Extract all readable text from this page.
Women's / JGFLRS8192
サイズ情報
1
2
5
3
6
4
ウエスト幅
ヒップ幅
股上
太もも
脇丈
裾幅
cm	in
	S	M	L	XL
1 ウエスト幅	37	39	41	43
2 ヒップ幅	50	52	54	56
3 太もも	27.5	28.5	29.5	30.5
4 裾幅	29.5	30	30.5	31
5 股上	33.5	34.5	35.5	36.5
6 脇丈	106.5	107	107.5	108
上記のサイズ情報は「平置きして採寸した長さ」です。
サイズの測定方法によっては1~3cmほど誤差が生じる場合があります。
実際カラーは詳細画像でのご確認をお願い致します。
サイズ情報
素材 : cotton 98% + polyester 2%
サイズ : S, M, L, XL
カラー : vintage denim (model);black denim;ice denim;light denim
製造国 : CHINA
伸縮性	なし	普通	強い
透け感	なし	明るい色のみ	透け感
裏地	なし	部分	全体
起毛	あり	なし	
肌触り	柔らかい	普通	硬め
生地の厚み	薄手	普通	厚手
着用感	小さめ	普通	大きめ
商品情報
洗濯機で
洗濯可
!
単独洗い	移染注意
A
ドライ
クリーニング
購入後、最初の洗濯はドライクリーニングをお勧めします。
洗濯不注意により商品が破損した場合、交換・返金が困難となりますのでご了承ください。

━━━

> **The request**:
Faithfully reproduce all of the records, character for character.

> **Result of the task**:
Extract all readable text from this page.
Women's / JGFLRS8192
サイズ情報
1
2
5
3
6
4
ウエスト幅
ヒップ幅
股上
太もも
脇丈
裾幅
cm	in
	S	M	L	XL
1 ウエスト幅	37	39	41	43
2 ヒップ幅	50	52	54	56
3 太もも	27.5	28.5	29.5	30.5
4 裾幅	29.5	30	30.5	31
5 股上	33.5	34.5	35.5	36.5
6 脇丈	106.5	107	107.5	108
上記のサイズ情報は「平置きして採寸した長さ」です。
サイズの測定方法によっては1~3cmほど誤差が生じる場合があります。
実際カラーは詳細画像でのご確認をお願い致します。
サイズ情報
素材 : cotton 98% + polyester 2%
サイズ : S, M, L, XL
カラー : vintage denim (model);black denim;ice denim;light denim
製造国 : CHINA
伸縮性	なし	普通	強い
透け感	なし	明るい色のみ	透け感
裏地	なし	部分	全体
起毛	あり	なし	
肌触り	柔らかい	普通	硬め
生地の厚み	薄手	普通	厚手
着用感	小さめ	普通	大きめ
商品情報
洗濯機で
洗濯可
!
単独洗い	移染注意
A
ドライ
クリーニング
購入後、最初の洗濯はドライクリーニングをお勧めします。
洗濯不注意により商品が破損した場合、交換・返金が困難となりますのでご了承ください。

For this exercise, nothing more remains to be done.